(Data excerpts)

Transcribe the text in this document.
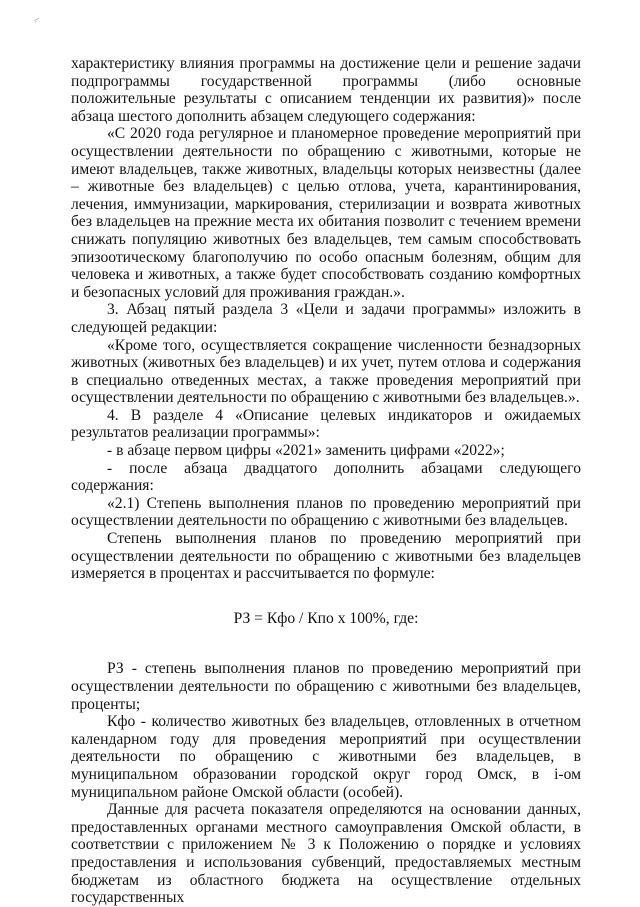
⌐

характеристику влияния программы на достижение цели и решение задачи подпрограммы государственной программы (либо основные положительные результаты с описанием тенденции их развития)» после абзаца шестого дополнить абзацем следующего содержания:

«С 2020 года регулярное и планомерное проведение мероприятий при осуществлении деятельности по обращению с животными, которые не имеют владельцев, также животных, владельцы которых неизвестны (далее – животные без владельцев) с целью отлова, учета, карантинирования, лечения, иммунизации, маркирования, стерилизации и возврата животных без владельцев на прежние места их обитания позволит с течением времени снижать популяцию животных без владельцев, тем самым способствовать эпизоотическому благополучию по особо опасным болезням, общим для человека и животных, а также будет способствовать созданию комфортных и безопасных условий для проживания граждан.».

3. Абзац пятый раздела 3 «Цели и задачи программы» изложить в следующей редакции:

«Кроме того, осуществляется сокращение численности безнадзорных животных (животных без владельцев) и их учет, путем отлова и содержания в специально отведенных местах, а также проведения мероприятий при осуществлении деятельности по обращению с животными без владельцев.».

4. В разделе 4 «Описание целевых индикаторов и ожидаемых результатов реализации программы»:

- в абзаце первом цифры «2021» заменить цифрами «2022»;

- после абзаца двадцатого дополнить абзацами следующего содержания:

«2.1) Степень выполнения планов по проведению мероприятий при осуществлении деятельности по обращению с животными без владельцев.

Степень выполнения планов по проведению мероприятий при осуществлении деятельности по обращению с животными без владельцев измеряется в процентах и рассчитывается по формуле:

РЗ = Кфо / Кпо х 100%, где:

РЗ - степень выполнения планов по проведению мероприятий при осуществлении деятельности по обращению с животными без владельцев, проценты;

Кфо - количество животных без владельцев, отловленных в отчетном календарном году для проведения мероприятий при осуществлении деятельности по обращению с животными без владельцев, в муниципальном образовании городской округ город Омск, в i-ом муниципальном районе Омской области (особей).

Данные для расчета показателя определяются на основании данных, предоставленных органами местного самоуправления Омской области, в соответствии с приложением № 3 к Положению о порядке и условиях предоставления и использования субвенций, предоставляемых местным бюджетам из областного бюджета на осуществление отдельных государственных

EXERCISE DIRECTIONS :: Using the records above, output their complete text exactly, minus any images.

RESPONSE ::
Transcribe the text in this document.
⌐

характеристику влияния программы на достижение цели и решение задачи подпрограммы государственной программы (либо основные положительные результаты с описанием тенденции их развития)» после абзаца шестого дополнить абзацем следующего содержания:

«С 2020 года регулярное и планомерное проведение мероприятий при осуществлении деятельности по обращению с животными, которые не имеют владельцев, также животных, владельцы которых неизвестны (далее – животные без владельцев) с целью отлова, учета, карантинирования, лечения, иммунизации, маркирования, стерилизации и возврата животных без владельцев на прежние места их обитания позволит с течением времени снижать популяцию животных без владельцев, тем самым способствовать эпизоотическому благополучию по особо опасным болезням, общим для человека и животных, а также будет способствовать созданию комфортных и безопасных условий для проживания граждан.».

3. Абзац пятый раздела 3 «Цели и задачи программы» изложить в следующей редакции:

«Кроме того, осуществляется сокращение численности безнадзорных животных (животных без владельцев) и их учет, путем отлова и содержания в специально отведенных местах, а также проведения мероприятий при осуществлении деятельности по обращению с животными без владельцев.».

4. В разделе 4 «Описание целевых индикаторов и ожидаемых результатов реализации программы»:

- в абзаце первом цифры «2021» заменить цифрами «2022»;

- после абзаца двадцатого дополнить абзацами следующего содержания:

«2.1) Степень выполнения планов по проведению мероприятий при осуществлении деятельности по обращению с животными без владельцев.

Степень выполнения планов по проведению мероприятий при осуществлении деятельности по обращению с животными без владельцев измеряется в процентах и рассчитывается по формуле:

РЗ = Кфо / Кпо х 100%, где:

РЗ - степень выполнения планов по проведению мероприятий при осуществлении деятельности по обращению с животными без владельцев, проценты;

Кфо - количество животных без владельцев, отловленных в отчетном календарном году для проведения мероприятий при осуществлении деятельности по обращению с животными без владельцев, в муниципальном образовании городской округ город Омск, в i-ом муниципальном районе Омской области (особей).

Данные для расчета показателя определяются на основании данных, предоставленных органами местного самоуправления Омской области, в соответствии с приложением № 3 к Положению о порядке и условиях предоставления и использования субвенций, предоставляемых местным бюджетам из областного бюджета на осуществление отдельных государственных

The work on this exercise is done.